Information provided:
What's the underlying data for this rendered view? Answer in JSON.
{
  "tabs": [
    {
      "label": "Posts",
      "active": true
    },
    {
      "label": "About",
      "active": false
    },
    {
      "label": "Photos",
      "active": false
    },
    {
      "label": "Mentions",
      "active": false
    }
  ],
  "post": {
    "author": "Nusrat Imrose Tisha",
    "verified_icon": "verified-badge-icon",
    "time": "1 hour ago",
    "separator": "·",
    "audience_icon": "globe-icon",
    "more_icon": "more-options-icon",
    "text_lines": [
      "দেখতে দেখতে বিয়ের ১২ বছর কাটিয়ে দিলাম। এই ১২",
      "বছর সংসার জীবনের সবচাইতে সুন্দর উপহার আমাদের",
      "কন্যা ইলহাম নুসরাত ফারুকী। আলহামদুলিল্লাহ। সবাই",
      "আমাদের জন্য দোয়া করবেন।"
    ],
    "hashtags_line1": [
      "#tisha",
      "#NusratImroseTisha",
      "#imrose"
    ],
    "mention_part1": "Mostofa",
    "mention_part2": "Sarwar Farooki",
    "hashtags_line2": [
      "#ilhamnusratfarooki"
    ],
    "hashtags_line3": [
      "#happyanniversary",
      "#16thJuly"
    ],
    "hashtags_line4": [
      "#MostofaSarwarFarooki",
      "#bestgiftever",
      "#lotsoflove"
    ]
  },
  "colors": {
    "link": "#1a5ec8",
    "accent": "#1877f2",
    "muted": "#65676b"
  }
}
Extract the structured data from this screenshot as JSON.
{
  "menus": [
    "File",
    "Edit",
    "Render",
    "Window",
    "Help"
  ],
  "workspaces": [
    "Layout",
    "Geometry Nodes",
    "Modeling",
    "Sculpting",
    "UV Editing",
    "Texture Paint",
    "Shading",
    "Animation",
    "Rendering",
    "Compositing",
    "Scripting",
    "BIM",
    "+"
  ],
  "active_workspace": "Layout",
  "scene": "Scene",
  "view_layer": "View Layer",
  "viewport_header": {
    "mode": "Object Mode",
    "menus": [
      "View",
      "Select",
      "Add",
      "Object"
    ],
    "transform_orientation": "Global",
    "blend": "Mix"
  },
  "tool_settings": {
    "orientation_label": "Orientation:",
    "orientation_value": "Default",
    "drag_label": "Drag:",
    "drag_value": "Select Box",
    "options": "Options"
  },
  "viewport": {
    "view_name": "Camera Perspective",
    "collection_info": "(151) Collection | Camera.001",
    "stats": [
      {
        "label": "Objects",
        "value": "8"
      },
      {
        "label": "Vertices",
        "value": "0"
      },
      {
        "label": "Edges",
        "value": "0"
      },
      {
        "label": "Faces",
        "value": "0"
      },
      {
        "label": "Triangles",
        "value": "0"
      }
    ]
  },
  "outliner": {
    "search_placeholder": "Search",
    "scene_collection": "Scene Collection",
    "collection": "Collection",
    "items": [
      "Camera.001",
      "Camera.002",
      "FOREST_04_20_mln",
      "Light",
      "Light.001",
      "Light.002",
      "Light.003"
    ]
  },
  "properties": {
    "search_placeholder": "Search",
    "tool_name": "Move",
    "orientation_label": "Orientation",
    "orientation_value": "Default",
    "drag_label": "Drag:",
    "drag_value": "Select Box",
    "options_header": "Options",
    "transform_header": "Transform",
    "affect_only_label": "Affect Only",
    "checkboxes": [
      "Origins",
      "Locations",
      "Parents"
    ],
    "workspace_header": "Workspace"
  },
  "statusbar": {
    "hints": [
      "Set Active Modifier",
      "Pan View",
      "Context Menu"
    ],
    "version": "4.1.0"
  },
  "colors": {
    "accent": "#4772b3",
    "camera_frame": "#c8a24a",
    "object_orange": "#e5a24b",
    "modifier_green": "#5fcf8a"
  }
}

Problem to work on: Copy the entries above exactly, leaving none out.

Result for this exercise:
What's the underlying data for this rendered view? Answer in JSON.
{
  "tabs": [
    {
      "label": "Posts",
      "active": true
    },
    {
      "label": "About",
      "active": false
    },
    {
      "label": "Photos",
      "active": false
    },
    {
      "label": "Mentions",
      "active": false
    }
  ],
  "post": {
    "author": "Nusrat Imrose Tisha",
    "verified_icon": "verified-badge-icon",
    "time": "1 hour ago",
    "separator": "·",
    "audience_icon": "globe-icon",
    "more_icon": "more-options-icon",
    "text_lines": [
      "দেখতে দেখতে বিয়ের ১২ বছর কাটিয়ে দিলাম। এই ১২",
      "বছর সংসার জীবনের সবচাইতে সুন্দর উপহার আমাদের",
      "কন্যা ইলহাম নুসরাত ফারুকী। আলহামদুলিল্লাহ। সবাই",
      "আমাদের জন্য দোয়া করবেন।"
    ],
    "hashtags_line1": [
      "#tisha",
      "#NusratImroseTisha",
      "#imrose"
    ],
    "mention_part1": "Mostofa",
    "mention_part2": "Sarwar Farooki",
    "hashtags_line2": [
      "#ilhamnusratfarooki"
    ],
    "hashtags_line3": [
      "#happyanniversary",
      "#16thJuly"
    ],
    "hashtags_line4": [
      "#MostofaSarwarFarooki",
      "#bestgiftever",
      "#lotsoflove"
    ]
  },
  "colors": {
    "link": "#1a5ec8",
    "accent": "#1877f2",
    "muted": "#65676b"
  }
}
Extract the structured data from this screenshot as JSON.
{
  "menus": [
    "File",
    "Edit",
    "Render",
    "Window",
    "Help"
  ],
  "workspaces": [
    "Layout",
    "Geometry Nodes",
    "Modeling",
    "Sculpting",
    "UV Editing",
    "Texture Paint",
    "Shading",
    "Animation",
    "Rendering",
    "Compositing",
    "Scripting",
    "BIM",
    "+"
  ],
  "active_workspace": "Layout",
  "scene": "Scene",
  "view_layer": "View Layer",
  "viewport_header": {
    "mode": "Object Mode",
    "menus": [
      "View",
      "Select",
      "Add",
      "Object"
    ],
    "transform_orientation": "Global",
    "blend": "Mix"
  },
  "tool_settings": {
    "orientation_label": "Orientation:",
    "orientation_value": "Default",
    "drag_label": "Drag:",
    "drag_value": "Select Box",
    "options": "Options"
  },
  "viewport": {
    "view_name": "Camera Perspective",
    "collection_info": "(151) Collection | Camera.001",
    "stats": [
      {
        "label": "Objects",
        "value": "8"
      },
      {
        "label": "Vertices",
        "value": "0"
      },
      {
        "label": "Edges",
        "value": "0"
      },
      {
        "label": "Faces",
        "value": "0"
      },
      {
        "label": "Triangles",
        "value": "0"
      }
    ]
  },
  "outliner": {
    "search_placeholder": "Search",
    "scene_collection": "Scene Collection",
    "collection": "Collection",
    "items": [
      "Camera.001",
      "Camera.002",
      "FOREST_04_20_mln",
      "Light",
      "Light.001",
      "Light.002",
      "Light.003"
    ]
  },
  "properties": {
    "search_placeholder": "Search",
    "tool_name": "Move",
    "orientation_label": "Orientation",
    "orientation_value": "Default",
    "drag_label": "Drag:",
    "drag_value": "Select Box",
    "options_header": "Options",
    "transform_header": "Transform",
    "affect_only_label": "Affect Only",
    "checkboxes": [
      "Origins",
      "Locations",
      "Parents"
    ],
    "workspace_header": "Workspace"
  },
  "statusbar": {
    "hints": [
      "Set Active Modifier",
      "Pan View",
      "Context Menu"
    ],
    "version": "4.1.0"
  },
  "colors": {
    "accent": "#4772b3",
    "camera_frame": "#c8a24a",
    "object_orange": "#e5a24b",
    "modifier_green": "#5fcf8a"
  }
}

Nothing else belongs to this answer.